INSTRUCTIONS —
1) In three sentences, summarize the menstrual cycle text below.
2) Write the next paragraph of the menstrual cycle text below, picking up after its final sentence.

TEXT FOR ANALYSIS —
<<<<
FIGURE 10.5 Menstrual cycle
Source: Henderson, C & Macdonald, S. 2004; Mayes’ Midwifery: A Textbook for Midwives (13th ed.), Ballière Tindall, Edinburgh, Fig. 6.1, p. 89.
MENSTRUAL PHASE
This phase is characterised by vaginal bleeding, known as menstruation or menses. Menstruation typically lasts 3 to 6 days6. Although the first day of bleeding is considered to be the first day of the cycle, physiologically it is the end point of the cycle as it involves the shedding of the endometrium down to the basal layer5. If pregnancy does not occur, the function of the corpus luteum declines and levels of ovarian hormones fall. The endometrium undergoes vasospasm, ischaemic necrosis and sloughing of tissue4. Endometrial tissue and accompanying blood are discarded through menstruation with the aid of uterine contractions stimulated by prostaglandins. These contractions may cause pain, known as dysmenorrhoea. Normal blood loss during menstruation ranges from 30 to 80 mL4. The basal layer of the endometrium is not affected by the menstrual cycle and is, therefore, the foundation for endometrial regeneration6.
PROLIFERATIVE PHASE
This phase begins once menstruation has ceased and ends at the time of ovulation. After menstruation, the inner lining of the uterus or endometrium is very thin. During the proliferative phase, under the influence of oestrogens being produced by the maturing Graafian follicle, the endometrium thickens from 1 mm to 3–6 mm1. The endometrium becomes more vascular and the endometrial glands proliferate. Increased levels of oestrogen also cause cyclical changes in the cervix, vagina and breasts6.
SECRETORY PHASE
This phase corresponds with the luteal phase of the ovarian cycle, spanning from ovulation to the onset of menstruation. Changes occurring during this phase are largely stimulated by the secretion of progesterone from the corpus luteum4. The endometrium and its supporting stroma continue to thicken, blood vessels proliferate, dilate and become coiled. Endometrial glands continue to hypertrophy and begin to secrete fluid rich in glycogen1. Under the influence of oestrogen and progesterone, further changes to the reproductive system occur including to the alveolar system of the breasts, resulting in them feeling heavy and tender4,6. The purpose of these changes is to prepare the reproductive system for implantation of a fertilised ovum and to begin preparation for lactation.
>>>>
DATA —
<<<<
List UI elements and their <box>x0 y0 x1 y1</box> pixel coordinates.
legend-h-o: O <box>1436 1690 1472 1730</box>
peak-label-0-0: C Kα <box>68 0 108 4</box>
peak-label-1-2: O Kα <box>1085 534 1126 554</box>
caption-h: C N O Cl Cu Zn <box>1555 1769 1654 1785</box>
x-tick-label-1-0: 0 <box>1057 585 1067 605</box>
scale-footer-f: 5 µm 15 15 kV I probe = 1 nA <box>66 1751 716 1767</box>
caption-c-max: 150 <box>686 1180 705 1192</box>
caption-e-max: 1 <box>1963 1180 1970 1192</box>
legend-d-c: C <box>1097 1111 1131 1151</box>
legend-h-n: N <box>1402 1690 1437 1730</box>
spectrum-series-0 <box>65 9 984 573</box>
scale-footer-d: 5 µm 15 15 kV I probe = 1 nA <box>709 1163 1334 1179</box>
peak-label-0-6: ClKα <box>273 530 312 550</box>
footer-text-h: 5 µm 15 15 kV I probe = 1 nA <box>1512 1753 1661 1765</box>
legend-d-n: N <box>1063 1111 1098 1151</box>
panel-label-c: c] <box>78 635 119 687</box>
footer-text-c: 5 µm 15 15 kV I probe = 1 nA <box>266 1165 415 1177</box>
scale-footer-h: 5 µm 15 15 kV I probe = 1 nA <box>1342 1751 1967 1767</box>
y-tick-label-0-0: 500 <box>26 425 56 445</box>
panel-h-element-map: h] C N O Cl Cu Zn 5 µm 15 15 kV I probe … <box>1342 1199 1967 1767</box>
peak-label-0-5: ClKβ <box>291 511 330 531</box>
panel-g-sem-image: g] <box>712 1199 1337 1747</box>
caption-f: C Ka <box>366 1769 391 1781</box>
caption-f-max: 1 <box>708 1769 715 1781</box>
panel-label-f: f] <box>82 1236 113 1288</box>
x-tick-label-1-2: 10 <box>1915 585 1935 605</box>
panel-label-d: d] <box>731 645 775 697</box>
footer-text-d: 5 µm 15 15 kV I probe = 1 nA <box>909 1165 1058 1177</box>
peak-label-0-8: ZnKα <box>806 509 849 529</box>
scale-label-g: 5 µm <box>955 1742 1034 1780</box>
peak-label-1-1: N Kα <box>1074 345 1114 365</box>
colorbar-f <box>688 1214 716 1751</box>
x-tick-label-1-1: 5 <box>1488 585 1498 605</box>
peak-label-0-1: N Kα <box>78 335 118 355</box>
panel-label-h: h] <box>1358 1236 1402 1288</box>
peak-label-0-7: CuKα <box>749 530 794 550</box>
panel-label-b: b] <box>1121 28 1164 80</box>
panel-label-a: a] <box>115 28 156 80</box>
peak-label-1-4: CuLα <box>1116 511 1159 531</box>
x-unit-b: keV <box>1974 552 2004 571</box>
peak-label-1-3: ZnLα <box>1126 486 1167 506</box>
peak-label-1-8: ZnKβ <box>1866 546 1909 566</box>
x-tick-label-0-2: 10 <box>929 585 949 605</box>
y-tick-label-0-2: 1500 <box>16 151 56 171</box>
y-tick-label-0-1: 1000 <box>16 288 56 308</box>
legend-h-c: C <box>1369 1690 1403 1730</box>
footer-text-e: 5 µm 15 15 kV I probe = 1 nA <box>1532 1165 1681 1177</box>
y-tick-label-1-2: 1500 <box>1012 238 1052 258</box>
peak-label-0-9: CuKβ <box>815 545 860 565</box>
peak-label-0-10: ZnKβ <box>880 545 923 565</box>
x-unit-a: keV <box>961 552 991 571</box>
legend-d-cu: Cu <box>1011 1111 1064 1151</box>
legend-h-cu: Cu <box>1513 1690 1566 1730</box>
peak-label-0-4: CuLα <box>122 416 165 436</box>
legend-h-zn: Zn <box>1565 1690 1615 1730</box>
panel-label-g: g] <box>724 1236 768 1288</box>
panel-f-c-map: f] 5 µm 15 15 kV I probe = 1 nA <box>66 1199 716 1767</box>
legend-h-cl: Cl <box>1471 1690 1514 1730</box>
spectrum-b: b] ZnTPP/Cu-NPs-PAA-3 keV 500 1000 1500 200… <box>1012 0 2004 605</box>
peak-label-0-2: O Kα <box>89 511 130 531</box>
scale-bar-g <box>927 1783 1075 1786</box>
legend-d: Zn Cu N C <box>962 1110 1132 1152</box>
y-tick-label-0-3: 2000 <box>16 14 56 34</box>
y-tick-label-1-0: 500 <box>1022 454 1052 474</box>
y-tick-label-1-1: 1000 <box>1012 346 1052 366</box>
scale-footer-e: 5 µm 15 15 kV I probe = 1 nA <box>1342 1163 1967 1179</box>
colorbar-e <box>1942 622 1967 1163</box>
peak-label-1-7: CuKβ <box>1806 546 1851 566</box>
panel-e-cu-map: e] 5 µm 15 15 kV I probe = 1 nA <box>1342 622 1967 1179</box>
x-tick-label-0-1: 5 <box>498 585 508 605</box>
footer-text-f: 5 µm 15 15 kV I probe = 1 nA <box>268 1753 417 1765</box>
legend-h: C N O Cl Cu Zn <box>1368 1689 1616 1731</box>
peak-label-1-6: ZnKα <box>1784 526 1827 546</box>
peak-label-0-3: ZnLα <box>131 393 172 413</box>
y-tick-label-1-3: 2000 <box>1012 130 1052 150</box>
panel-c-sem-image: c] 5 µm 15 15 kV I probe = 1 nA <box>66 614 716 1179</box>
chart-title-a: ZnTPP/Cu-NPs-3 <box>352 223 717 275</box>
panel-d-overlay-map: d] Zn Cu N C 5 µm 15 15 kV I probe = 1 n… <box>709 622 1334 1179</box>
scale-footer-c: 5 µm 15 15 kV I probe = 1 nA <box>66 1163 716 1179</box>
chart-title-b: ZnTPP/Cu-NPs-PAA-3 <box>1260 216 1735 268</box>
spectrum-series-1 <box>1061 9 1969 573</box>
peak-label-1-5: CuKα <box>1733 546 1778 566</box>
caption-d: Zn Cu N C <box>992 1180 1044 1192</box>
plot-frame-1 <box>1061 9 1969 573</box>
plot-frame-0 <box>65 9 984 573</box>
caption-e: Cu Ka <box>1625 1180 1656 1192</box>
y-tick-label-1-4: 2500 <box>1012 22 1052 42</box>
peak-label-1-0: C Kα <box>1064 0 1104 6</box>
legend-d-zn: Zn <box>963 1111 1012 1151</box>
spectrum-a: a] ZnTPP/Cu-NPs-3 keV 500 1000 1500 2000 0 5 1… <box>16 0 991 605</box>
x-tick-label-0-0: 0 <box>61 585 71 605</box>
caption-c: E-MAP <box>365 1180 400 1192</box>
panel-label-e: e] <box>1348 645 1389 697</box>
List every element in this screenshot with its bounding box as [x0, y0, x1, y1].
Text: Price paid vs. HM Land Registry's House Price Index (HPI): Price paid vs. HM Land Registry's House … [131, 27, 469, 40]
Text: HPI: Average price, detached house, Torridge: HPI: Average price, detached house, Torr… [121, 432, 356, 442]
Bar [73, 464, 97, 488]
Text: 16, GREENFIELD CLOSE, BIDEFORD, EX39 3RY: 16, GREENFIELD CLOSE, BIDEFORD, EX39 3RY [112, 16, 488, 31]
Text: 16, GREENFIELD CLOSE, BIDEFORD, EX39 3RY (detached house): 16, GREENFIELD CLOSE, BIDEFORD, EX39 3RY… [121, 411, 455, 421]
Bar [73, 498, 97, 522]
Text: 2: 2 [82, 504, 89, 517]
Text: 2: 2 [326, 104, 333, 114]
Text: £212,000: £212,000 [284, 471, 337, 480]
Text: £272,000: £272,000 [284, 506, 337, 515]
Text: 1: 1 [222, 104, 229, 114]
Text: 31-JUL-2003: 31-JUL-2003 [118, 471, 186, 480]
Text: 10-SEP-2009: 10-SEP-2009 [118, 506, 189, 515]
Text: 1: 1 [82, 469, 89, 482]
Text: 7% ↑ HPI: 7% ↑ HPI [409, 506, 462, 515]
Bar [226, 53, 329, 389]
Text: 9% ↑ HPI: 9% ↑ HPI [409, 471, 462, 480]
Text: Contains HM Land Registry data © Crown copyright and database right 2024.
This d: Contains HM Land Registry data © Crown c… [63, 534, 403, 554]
>>>>
RESULTS FOR THE EXERCISE —
1) During the menstrual phase, the corpus luteum declines and ovarian hormone levels fall, so the endometrium is shed down to its basal layer over about 3 to 6 days, with normal blood loss of 30 to 80 mL. In the proliferative phase, which runs from the end of menstruation to ovulation, estrogens from the maturing Graafian follicle thicken the endometrium from 1 mm to 3–6 mm and make it more vascular. In the secretory phase, progesterone from the corpus luteum drives further thickening, coiling of blood vessels and secretion of glycogen-rich fluid, which prepares the reproductive system for implantation of a fertilized ovum and begins preparation for lactation.

2)
PERIMENOPAUSE AND MENOPAUSE
Perimenopause is the phase during which a woman moves from reproductive life to non-reproductive life. The perimenopausal transition typically begins about four years before menstrual cycles finally cease. During the perimenopause, the ovaries become less responsive to the stimulatory effects of FSH and LH. During this phase, women may experience menstrual irregularity, changes in amount and length of menstrual flow, and reduced fertility7. Women may also suffer menopausal symptoms, such as changes in sexual function, vasomotor symptoms, psychological changes and insomnia8.
Female reproductive life ends with the cessation of menstrual cycles at menopause, which usually occurs at around 47–55 years of age. Menopause is defined as 12 consecutive months of amenorrhoea sometimes accompanied by hot flushes and urogenital atrophy8. Symptoms can, however, be varied or absent.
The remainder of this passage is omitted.